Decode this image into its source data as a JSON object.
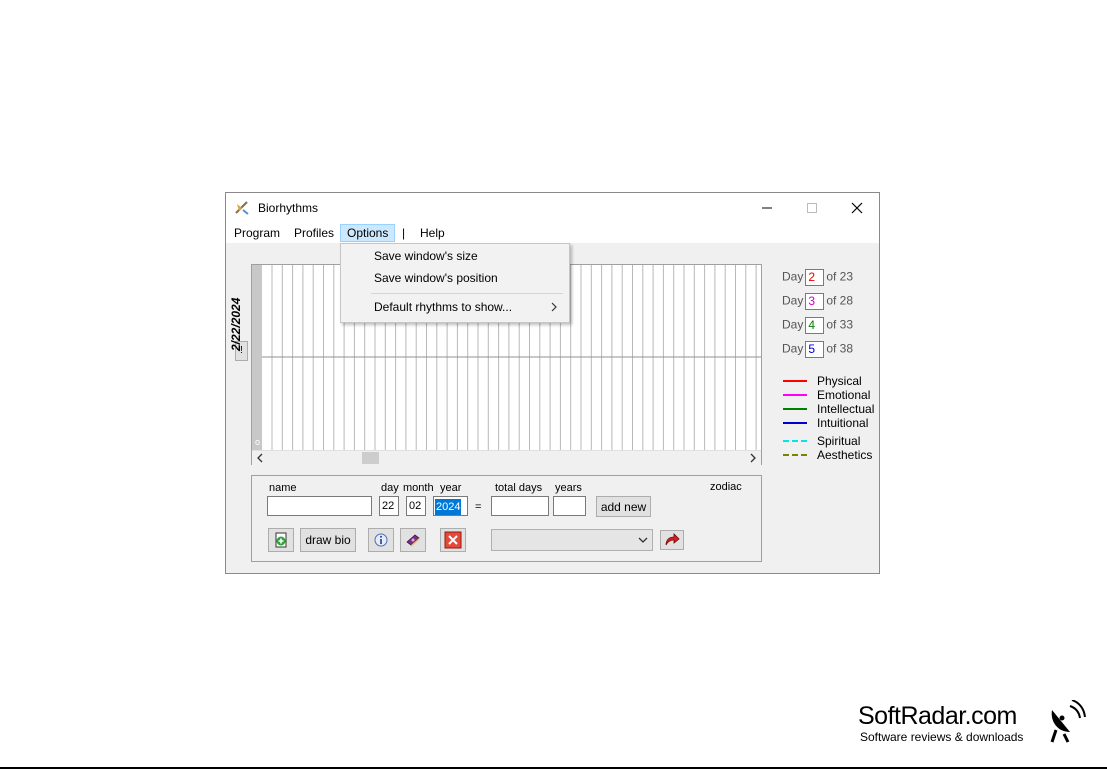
{
  "window": {
    "title": "Biorhythms",
    "menu": [
      "Program",
      "Profiles",
      "Options",
      "|",
      "Help"
    ]
  },
  "options_menu": {
    "items": [
      "Save window's size",
      "Save window's position",
      "Default rhythms to show..."
    ]
  },
  "chart": {
    "date_label": "2/22/2024",
    "side_button": "!",
    "corner_mark": "o"
  },
  "cycles": [
    {
      "prefix": "Day",
      "value": "2",
      "suffix": "of 23",
      "color": "#e00000"
    },
    {
      "prefix": "Day",
      "value": "3",
      "suffix": "of 28",
      "color": "#cc00cc"
    },
    {
      "prefix": "Day",
      "value": "4",
      "suffix": "of 33",
      "color": "#008000"
    },
    {
      "prefix": "Day",
      "value": "5",
      "suffix": "of 38",
      "color": "#0000cc"
    }
  ],
  "legend": [
    {
      "label": "Physical",
      "color": "#ff0000",
      "dashed": false
    },
    {
      "label": "Emotional",
      "color": "#ff00ff",
      "dashed": false
    },
    {
      "label": "Intellectual",
      "color": "#008000",
      "dashed": false
    },
    {
      "label": "Intuitional",
      "color": "#0000cc",
      "dashed": false
    },
    {
      "label": "Spiritual",
      "color": "#00e5ee",
      "dashed": true
    },
    {
      "label": "Aesthetics",
      "color": "#808000",
      "dashed": true
    }
  ],
  "form": {
    "name_label": "name",
    "day_label": "day",
    "month_label": "month",
    "year_label": "year",
    "total_days_label": "total days",
    "years_label": "years",
    "zodiac_label": "zodiac",
    "name_value": "",
    "day_value": "22",
    "month_value": "02",
    "year_value": "2024",
    "equals": "=",
    "total_days_value": "",
    "years_value": "",
    "add_new_label": "add new",
    "draw_bio_label": "draw bio",
    "profile_select_value": ""
  },
  "watermark": {
    "title": "SoftRadar.com",
    "subtitle": "Software reviews & downloads"
  }
}
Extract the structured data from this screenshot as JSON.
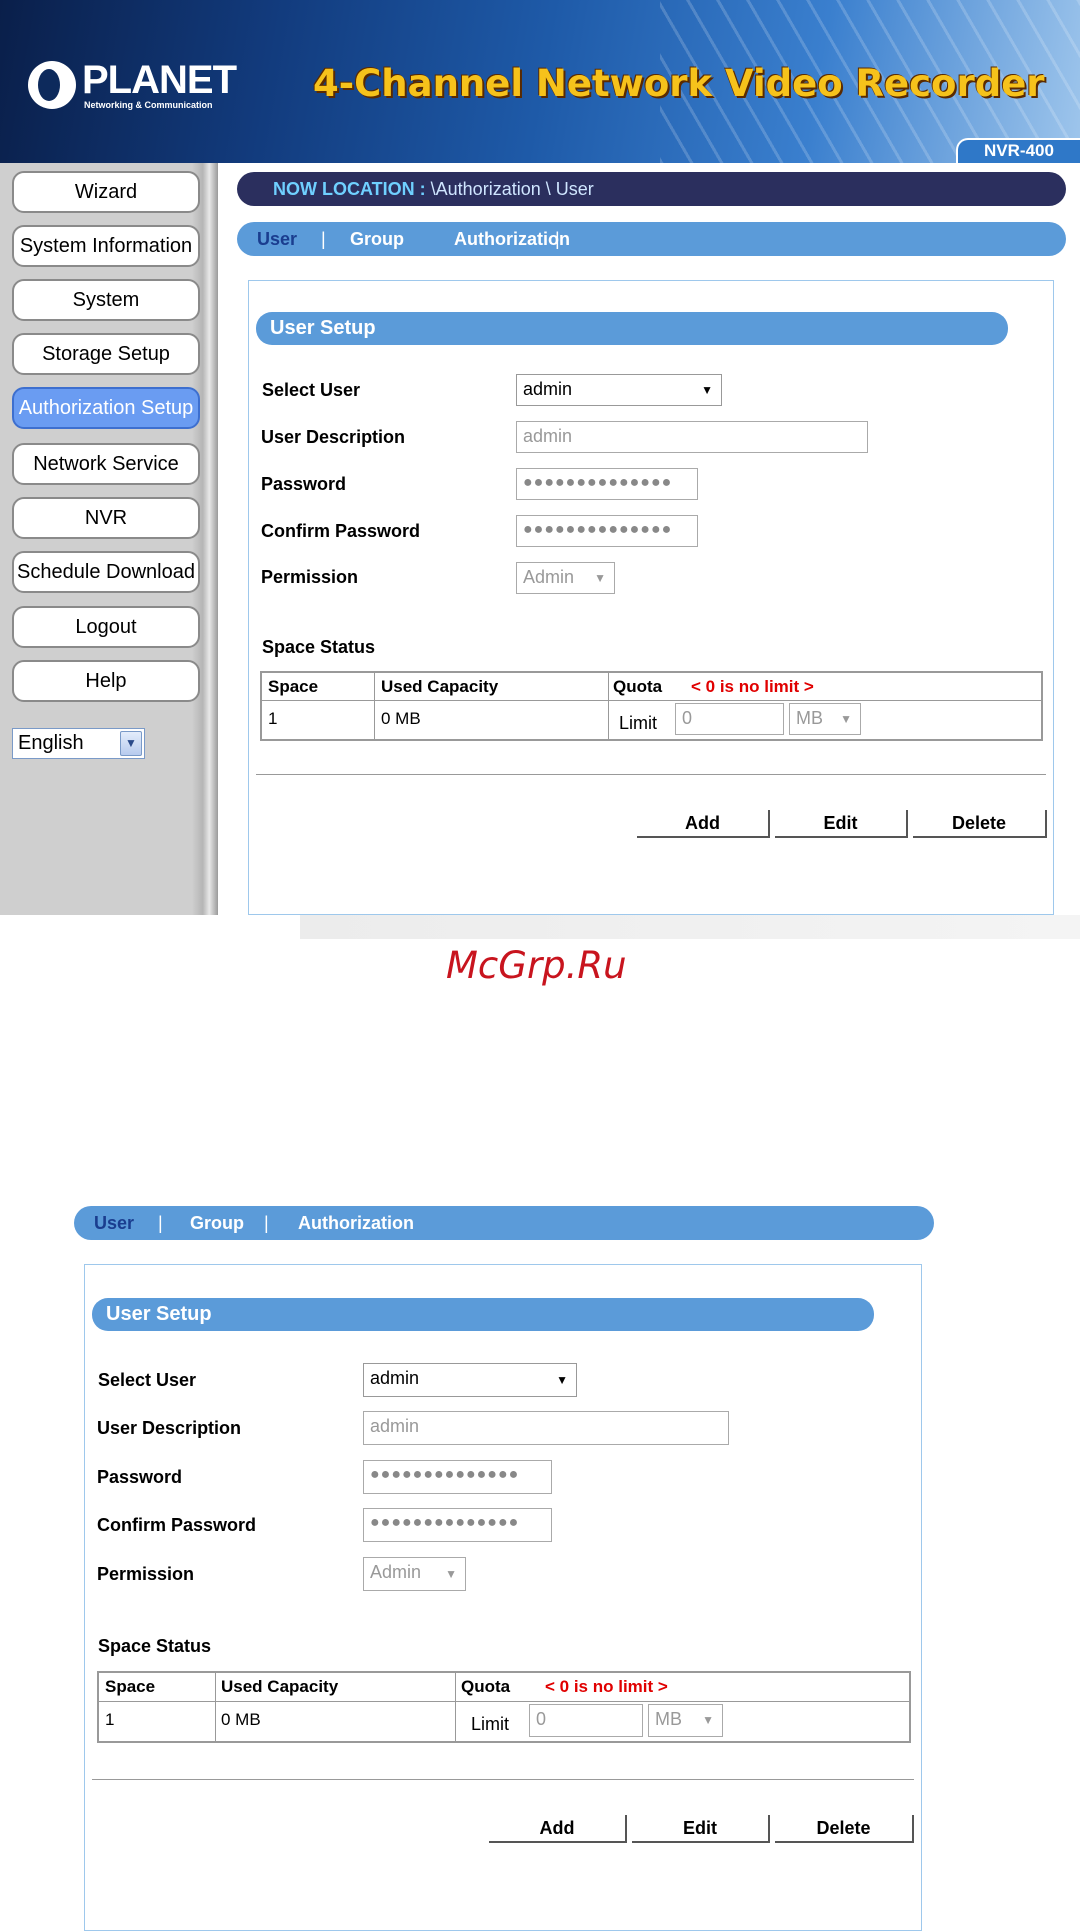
{
  "header": {
    "brand": "PLANET",
    "brand_sub": "Networking & Communication",
    "title": "4-Channel Network Video Recorder",
    "model": "NVR-400"
  },
  "sidebar": {
    "items": [
      {
        "label": "Wizard"
      },
      {
        "label": "System Information"
      },
      {
        "label": "System"
      },
      {
        "label": "Storage Setup"
      },
      {
        "label": "Authorization Setup"
      },
      {
        "label": "Network Service"
      },
      {
        "label": "NVR"
      },
      {
        "label": "Schedule Download"
      },
      {
        "label": "Logout"
      },
      {
        "label": "Help"
      }
    ],
    "active_index": 4,
    "language": "English"
  },
  "location": {
    "label": "NOW LOCATION :",
    "path": "\\Authorization \\ User"
  },
  "tabs": [
    {
      "label": "User"
    },
    {
      "label": "Group"
    },
    {
      "label": "Authorization"
    }
  ],
  "tab_separator": "|",
  "form": {
    "section_title": "User Setup",
    "select_user_label": "Select User",
    "select_user_value": "admin",
    "description_label": "User Description",
    "description_value": "admin",
    "password_label": "Password",
    "password_value": "●●●●●●●●●●●●●●",
    "confirm_label": "Confirm Password",
    "confirm_value": "●●●●●●●●●●●●●●",
    "permission_label": "Permission",
    "permission_value": "Admin"
  },
  "space": {
    "title": "Space Status",
    "col_space": "Space",
    "col_used": "Used Capacity",
    "col_quota": "Quota",
    "quota_note": "< 0 is no limit >",
    "row_space": "1",
    "row_used": "0 MB",
    "limit_label": "Limit",
    "limit_value": "0",
    "unit_value": "MB"
  },
  "actions": {
    "add": "Add",
    "edit": "Edit",
    "delete": "Delete"
  },
  "watermark": "McGrp.Ru",
  "icons": {
    "dropdown": "▼",
    "dropdown_gray": "▼"
  },
  "colors": {
    "accent_blue": "#5b9bd9",
    "location_bar": "#2b2f5e",
    "active_nav": "#6a9cf2",
    "note_red": "#e00000"
  }
}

Exercise requirements ::
Transcribe the preceding listing in its entirety and with exact wording, leaving out pictures.

Result for this exercise ::
Decode this image into its source data as a JSON object.
{
  "window": {
    "title": "Biorhythms",
    "menu": [
      "Program",
      "Profiles",
      "Options",
      "|",
      "Help"
    ]
  },
  "options_menu": {
    "items": [
      "Save window's size",
      "Save window's position",
      "Default rhythms to show..."
    ]
  },
  "chart": {
    "date_label": "2/22/2024",
    "side_button": "!",
    "corner_mark": "o"
  },
  "cycles": [
    {
      "prefix": "Day",
      "value": "2",
      "suffix": "of 23",
      "color": "#e00000"
    },
    {
      "prefix": "Day",
      "value": "3",
      "suffix": "of 28",
      "color": "#cc00cc"
    },
    {
      "prefix": "Day",
      "value": "4",
      "suffix": "of 33",
      "color": "#008000"
    },
    {
      "prefix": "Day",
      "value": "5",
      "suffix": "of 38",
      "color": "#0000cc"
    }
  ],
  "legend": [
    {
      "label": "Physical",
      "color": "#ff0000",
      "dashed": false
    },
    {
      "label": "Emotional",
      "color": "#ff00ff",
      "dashed": false
    },
    {
      "label": "Intellectual",
      "color": "#008000",
      "dashed": false
    },
    {
      "label": "Intuitional",
      "color": "#0000cc",
      "dashed": false
    },
    {
      "label": "Spiritual",
      "color": "#00e5ee",
      "dashed": true
    },
    {
      "label": "Aesthetics",
      "color": "#808000",
      "dashed": true
    }
  ],
  "form": {
    "name_label": "name",
    "day_label": "day",
    "month_label": "month",
    "year_label": "year",
    "total_days_label": "total days",
    "years_label": "years",
    "zodiac_label": "zodiac",
    "name_value": "",
    "day_value": "22",
    "month_value": "02",
    "year_value": "2024",
    "equals": "=",
    "total_days_value": "",
    "years_value": "",
    "add_new_label": "add new",
    "draw_bio_label": "draw bio",
    "profile_select_value": ""
  },
  "watermark": {
    "title": "SoftRadar.com",
    "subtitle": "Software reviews & downloads"
  }
}
Extract the structured data from this screenshot as JSON.
{
  "header": {
    "brand": "PLANET",
    "brand_sub": "Networking & Communication",
    "title": "4-Channel Network Video Recorder",
    "model": "NVR-400"
  },
  "sidebar": {
    "items": [
      {
        "label": "Wizard"
      },
      {
        "label": "System Information"
      },
      {
        "label": "System"
      },
      {
        "label": "Storage Setup"
      },
      {
        "label": "Authorization Setup"
      },
      {
        "label": "Network Service"
      },
      {
        "label": "NVR"
      },
      {
        "label": "Schedule Download"
      },
      {
        "label": "Logout"
      },
      {
        "label": "Help"
      }
    ],
    "active_index": 4,
    "language": "English"
  },
  "location": {
    "label": "NOW LOCATION :",
    "path": "\\Authorization \\ User"
  },
  "tabs": [
    {
      "label": "User"
    },
    {
      "label": "Group"
    },
    {
      "label": "Authorization"
    }
  ],
  "tab_separator": "|",
  "form": {
    "section_title": "User Setup",
    "select_user_label": "Select User",
    "select_user_value": "admin",
    "description_label": "User Description",
    "description_value": "admin",
    "password_label": "Password",
    "password_value": "●●●●●●●●●●●●●●",
    "confirm_label": "Confirm Password",
    "confirm_value": "●●●●●●●●●●●●●●",
    "permission_label": "Permission",
    "permission_value": "Admin"
  },
  "space": {
    "title": "Space Status",
    "col_space": "Space",
    "col_used": "Used Capacity",
    "col_quota": "Quota",
    "quota_note": "< 0 is no limit >",
    "row_space": "1",
    "row_used": "0 MB",
    "limit_label": "Limit",
    "limit_value": "0",
    "unit_value": "MB"
  },
  "actions": {
    "add": "Add",
    "edit": "Edit",
    "delete": "Delete"
  },
  "watermark": "McGrp.Ru",
  "icons": {
    "dropdown": "▼",
    "dropdown_gray": "▼"
  },
  "colors": {
    "accent_blue": "#5b9bd9",
    "location_bar": "#2b2f5e",
    "active_nav": "#6a9cf2",
    "note_red": "#e00000"
  }
}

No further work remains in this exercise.